# REQUIREMENT
Reproduce each line of the listing exactly.

# RECORD EXCERPTS
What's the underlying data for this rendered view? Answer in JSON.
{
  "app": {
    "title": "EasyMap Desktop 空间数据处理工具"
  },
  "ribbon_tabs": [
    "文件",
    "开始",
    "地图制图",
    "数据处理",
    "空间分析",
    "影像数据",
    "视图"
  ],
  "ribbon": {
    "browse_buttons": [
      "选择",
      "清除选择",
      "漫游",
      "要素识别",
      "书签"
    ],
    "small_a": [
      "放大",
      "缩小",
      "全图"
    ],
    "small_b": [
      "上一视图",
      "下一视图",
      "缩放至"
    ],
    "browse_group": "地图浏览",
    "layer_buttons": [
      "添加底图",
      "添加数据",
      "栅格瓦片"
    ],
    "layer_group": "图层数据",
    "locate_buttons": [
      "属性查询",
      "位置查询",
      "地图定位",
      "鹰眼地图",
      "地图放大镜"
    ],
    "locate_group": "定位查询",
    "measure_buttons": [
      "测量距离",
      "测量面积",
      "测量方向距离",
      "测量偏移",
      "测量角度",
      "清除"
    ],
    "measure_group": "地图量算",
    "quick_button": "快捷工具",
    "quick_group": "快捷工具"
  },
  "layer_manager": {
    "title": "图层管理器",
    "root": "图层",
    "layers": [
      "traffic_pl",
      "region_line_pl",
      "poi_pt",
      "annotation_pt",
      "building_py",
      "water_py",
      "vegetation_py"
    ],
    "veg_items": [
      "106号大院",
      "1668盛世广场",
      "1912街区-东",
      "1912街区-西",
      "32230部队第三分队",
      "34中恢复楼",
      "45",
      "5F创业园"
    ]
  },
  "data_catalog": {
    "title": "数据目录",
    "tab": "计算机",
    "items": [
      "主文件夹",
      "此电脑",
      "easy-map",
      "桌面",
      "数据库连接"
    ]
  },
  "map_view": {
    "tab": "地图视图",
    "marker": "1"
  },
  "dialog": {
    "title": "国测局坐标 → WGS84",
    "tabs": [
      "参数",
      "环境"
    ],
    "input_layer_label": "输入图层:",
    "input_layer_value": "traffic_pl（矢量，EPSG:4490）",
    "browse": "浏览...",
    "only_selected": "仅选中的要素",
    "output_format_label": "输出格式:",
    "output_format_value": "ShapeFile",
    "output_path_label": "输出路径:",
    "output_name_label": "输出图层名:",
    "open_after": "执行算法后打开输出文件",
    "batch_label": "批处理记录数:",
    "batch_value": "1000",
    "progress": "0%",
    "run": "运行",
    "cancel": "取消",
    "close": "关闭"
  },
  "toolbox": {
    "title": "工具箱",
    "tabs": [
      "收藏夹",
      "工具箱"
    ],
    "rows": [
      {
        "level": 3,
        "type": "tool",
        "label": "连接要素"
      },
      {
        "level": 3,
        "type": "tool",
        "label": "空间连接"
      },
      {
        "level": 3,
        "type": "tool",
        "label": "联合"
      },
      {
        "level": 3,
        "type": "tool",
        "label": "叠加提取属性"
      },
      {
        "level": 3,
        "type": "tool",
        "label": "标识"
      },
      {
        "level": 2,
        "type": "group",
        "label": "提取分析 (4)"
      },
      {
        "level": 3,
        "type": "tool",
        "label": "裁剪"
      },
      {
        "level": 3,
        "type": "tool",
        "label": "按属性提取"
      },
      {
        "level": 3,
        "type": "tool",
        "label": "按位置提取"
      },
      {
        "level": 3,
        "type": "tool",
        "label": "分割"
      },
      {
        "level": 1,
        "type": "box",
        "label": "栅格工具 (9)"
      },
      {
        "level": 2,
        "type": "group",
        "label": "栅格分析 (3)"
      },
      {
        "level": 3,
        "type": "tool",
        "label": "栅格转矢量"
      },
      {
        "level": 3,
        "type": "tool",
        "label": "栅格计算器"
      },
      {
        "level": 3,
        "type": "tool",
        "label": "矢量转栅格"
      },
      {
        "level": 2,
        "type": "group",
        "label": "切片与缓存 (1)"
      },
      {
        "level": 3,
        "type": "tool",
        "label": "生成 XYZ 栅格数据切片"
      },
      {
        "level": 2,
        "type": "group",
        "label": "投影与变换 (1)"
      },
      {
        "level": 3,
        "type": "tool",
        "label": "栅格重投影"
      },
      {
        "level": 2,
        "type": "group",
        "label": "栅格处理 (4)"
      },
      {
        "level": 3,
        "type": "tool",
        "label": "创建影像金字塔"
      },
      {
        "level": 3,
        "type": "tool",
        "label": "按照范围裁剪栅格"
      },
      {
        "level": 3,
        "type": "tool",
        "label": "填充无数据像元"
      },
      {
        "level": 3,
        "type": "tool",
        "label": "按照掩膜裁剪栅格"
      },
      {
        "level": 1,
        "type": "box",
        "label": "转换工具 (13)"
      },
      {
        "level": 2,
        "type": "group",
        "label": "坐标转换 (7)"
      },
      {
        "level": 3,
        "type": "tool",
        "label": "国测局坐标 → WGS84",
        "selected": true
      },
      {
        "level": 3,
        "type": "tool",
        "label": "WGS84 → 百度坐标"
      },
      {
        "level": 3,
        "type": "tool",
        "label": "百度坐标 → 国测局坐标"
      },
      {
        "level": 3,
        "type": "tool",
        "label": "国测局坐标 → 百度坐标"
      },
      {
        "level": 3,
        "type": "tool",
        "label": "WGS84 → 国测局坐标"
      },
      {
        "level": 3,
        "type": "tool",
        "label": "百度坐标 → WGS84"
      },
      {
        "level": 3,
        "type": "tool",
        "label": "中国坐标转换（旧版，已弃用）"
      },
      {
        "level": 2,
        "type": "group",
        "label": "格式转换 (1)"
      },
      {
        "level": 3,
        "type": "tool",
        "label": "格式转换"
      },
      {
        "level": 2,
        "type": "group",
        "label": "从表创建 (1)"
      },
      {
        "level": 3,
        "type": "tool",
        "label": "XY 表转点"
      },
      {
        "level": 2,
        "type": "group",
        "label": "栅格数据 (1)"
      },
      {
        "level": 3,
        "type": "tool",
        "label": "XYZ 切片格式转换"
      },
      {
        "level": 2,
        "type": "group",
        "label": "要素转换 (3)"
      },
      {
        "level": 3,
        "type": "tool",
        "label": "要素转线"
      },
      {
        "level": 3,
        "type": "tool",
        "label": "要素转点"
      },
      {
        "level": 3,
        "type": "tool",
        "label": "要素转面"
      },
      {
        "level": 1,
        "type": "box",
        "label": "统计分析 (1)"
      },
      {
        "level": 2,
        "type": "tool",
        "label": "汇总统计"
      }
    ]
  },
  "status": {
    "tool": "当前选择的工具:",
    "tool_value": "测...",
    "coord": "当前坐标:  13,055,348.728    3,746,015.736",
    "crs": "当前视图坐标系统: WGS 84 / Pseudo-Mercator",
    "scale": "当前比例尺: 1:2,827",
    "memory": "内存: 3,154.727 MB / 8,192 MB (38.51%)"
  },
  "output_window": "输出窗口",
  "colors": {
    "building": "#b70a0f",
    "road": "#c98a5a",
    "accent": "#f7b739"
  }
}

# THE RESPONSE
What's the underlying data for this rendered view? Answer in JSON.
{
  "app": {
    "title": "EasyMap Desktop 空间数据处理工具"
  },
  "ribbon_tabs": [
    "文件",
    "开始",
    "地图制图",
    "数据处理",
    "空间分析",
    "影像数据",
    "视图"
  ],
  "ribbon": {
    "browse_buttons": [
      "选择",
      "清除选择",
      "漫游",
      "要素识别",
      "书签"
    ],
    "small_a": [
      "放大",
      "缩小",
      "全图"
    ],
    "small_b": [
      "上一视图",
      "下一视图",
      "缩放至"
    ],
    "browse_group": "地图浏览",
    "layer_buttons": [
      "添加底图",
      "添加数据",
      "栅格瓦片"
    ],
    "layer_group": "图层数据",
    "locate_buttons": [
      "属性查询",
      "位置查询",
      "地图定位",
      "鹰眼地图",
      "地图放大镜"
    ],
    "locate_group": "定位查询",
    "measure_buttons": [
      "测量距离",
      "测量面积",
      "测量方向距离",
      "测量偏移",
      "测量角度",
      "清除"
    ],
    "measure_group": "地图量算",
    "quick_button": "快捷工具",
    "quick_group": "快捷工具"
  },
  "layer_manager": {
    "title": "图层管理器",
    "root": "图层",
    "layers": [
      "traffic_pl",
      "region_line_pl",
      "poi_pt",
      "annotation_pt",
      "building_py",
      "water_py",
      "vegetation_py"
    ],
    "veg_items": [
      "106号大院",
      "1668盛世广场",
      "1912街区-东",
      "1912街区-西",
      "32230部队第三分队",
      "34中恢复楼",
      "45",
      "5F创业园"
    ]
  },
  "data_catalog": {
    "title": "数据目录",
    "tab": "计算机",
    "items": [
      "主文件夹",
      "此电脑",
      "easy-map",
      "桌面",
      "数据库连接"
    ]
  },
  "map_view": {
    "tab": "地图视图",
    "marker": "1"
  },
  "dialog": {
    "title": "国测局坐标 → WGS84",
    "tabs": [
      "参数",
      "环境"
    ],
    "input_layer_label": "输入图层:",
    "input_layer_value": "traffic_pl（矢量，EPSG:4490）",
    "browse": "浏览...",
    "only_selected": "仅选中的要素",
    "output_format_label": "输出格式:",
    "output_format_value": "ShapeFile",
    "output_path_label": "输出路径:",
    "output_name_label": "输出图层名:",
    "open_after": "执行算法后打开输出文件",
    "batch_label": "批处理记录数:",
    "batch_value": "1000",
    "progress": "0%",
    "run": "运行",
    "cancel": "取消",
    "close": "关闭"
  },
  "toolbox": {
    "title": "工具箱",
    "tabs": [
      "收藏夹",
      "工具箱"
    ],
    "rows": [
      {
        "level": 3,
        "type": "tool",
        "label": "连接要素"
      },
      {
        "level": 3,
        "type": "tool",
        "label": "空间连接"
      },
      {
        "level": 3,
        "type": "tool",
        "label": "联合"
      },
      {
        "level": 3,
        "type": "tool",
        "label": "叠加提取属性"
      },
      {
        "level": 3,
        "type": "tool",
        "label": "标识"
      },
      {
        "level": 2,
        "type": "group",
        "label": "提取分析 (4)"
      },
      {
        "level": 3,
        "type": "tool",
        "label": "裁剪"
      },
      {
        "level": 3,
        "type": "tool",
        "label": "按属性提取"
      },
      {
        "level": 3,
        "type": "tool",
        "label": "按位置提取"
      },
      {
        "level": 3,
        "type": "tool",
        "label": "分割"
      },
      {
        "level": 1,
        "type": "box",
        "label": "栅格工具 (9)"
      },
      {
        "level": 2,
        "type": "group",
        "label": "栅格分析 (3)"
      },
      {
        "level": 3,
        "type": "tool",
        "label": "栅格转矢量"
      },
      {
        "level": 3,
        "type": "tool",
        "label": "栅格计算器"
      },
      {
        "level": 3,
        "type": "tool",
        "label": "矢量转栅格"
      },
      {
        "level": 2,
        "type": "group",
        "label": "切片与缓存 (1)"
      },
      {
        "level": 3,
        "type": "tool",
        "label": "生成 XYZ 栅格数据切片"
      },
      {
        "level": 2,
        "type": "group",
        "label": "投影与变换 (1)"
      },
      {
        "level": 3,
        "type": "tool",
        "label": "栅格重投影"
      },
      {
        "level": 2,
        "type": "group",
        "label": "栅格处理 (4)"
      },
      {
        "level": 3,
        "type": "tool",
        "label": "创建影像金字塔"
      },
      {
        "level": 3,
        "type": "tool",
        "label": "按照范围裁剪栅格"
      },
      {
        "level": 3,
        "type": "tool",
        "label": "填充无数据像元"
      },
      {
        "level": 3,
        "type": "tool",
        "label": "按照掩膜裁剪栅格"
      },
      {
        "level": 1,
        "type": "box",
        "label": "转换工具 (13)"
      },
      {
        "level": 2,
        "type": "group",
        "label": "坐标转换 (7)"
      },
      {
        "level": 3,
        "type": "tool",
        "label": "国测局坐标 → WGS84",
        "selected": true
      },
      {
        "level": 3,
        "type": "tool",
        "label": "WGS84 → 百度坐标"
      },
      {
        "level": 3,
        "type": "tool",
        "label": "百度坐标 → 国测局坐标"
      },
      {
        "level": 3,
        "type": "tool",
        "label": "国测局坐标 → 百度坐标"
      },
      {
        "level": 3,
        "type": "tool",
        "label": "WGS84 → 国测局坐标"
      },
      {
        "level": 3,
        "type": "tool",
        "label": "百度坐标 → WGS84"
      },
      {
        "level": 3,
        "type": "tool",
        "label": "中国坐标转换（旧版，已弃用）"
      },
      {
        "level": 2,
        "type": "group",
        "label": "格式转换 (1)"
      },
      {
        "level": 3,
        "type": "tool",
        "label": "格式转换"
      },
      {
        "level": 2,
        "type": "group",
        "label": "从表创建 (1)"
      },
      {
        "level": 3,
        "type": "tool",
        "label": "XY 表转点"
      },
      {
        "level": 2,
        "type": "group",
        "label": "栅格数据 (1)"
      },
      {
        "level": 3,
        "type": "tool",
        "label": "XYZ 切片格式转换"
      },
      {
        "level": 2,
        "type": "group",
        "label": "要素转换 (3)"
      },
      {
        "level": 3,
        "type": "tool",
        "label": "要素转线"
      },
      {
        "level": 3,
        "type": "tool",
        "label": "要素转点"
      },
      {
        "level": 3,
        "type": "tool",
        "label": "要素转面"
      },
      {
        "level": 1,
        "type": "box",
        "label": "统计分析 (1)"
      },
      {
        "level": 2,
        "type": "tool",
        "label": "汇总统计"
      }
    ]
  },
  "status": {
    "tool": "当前选择的工具:",
    "tool_value": "测...",
    "coord": "当前坐标:  13,055,348.728    3,746,015.736",
    "crs": "当前视图坐标系统: WGS 84 / Pseudo-Mercator",
    "scale": "当前比例尺: 1:2,827",
    "memory": "内存: 3,154.727 MB / 8,192 MB (38.51%)"
  },
  "output_window": "输出窗口",
  "colors": {
    "building": "#b70a0f",
    "road": "#c98a5a",
    "accent": "#f7b739"
  }
}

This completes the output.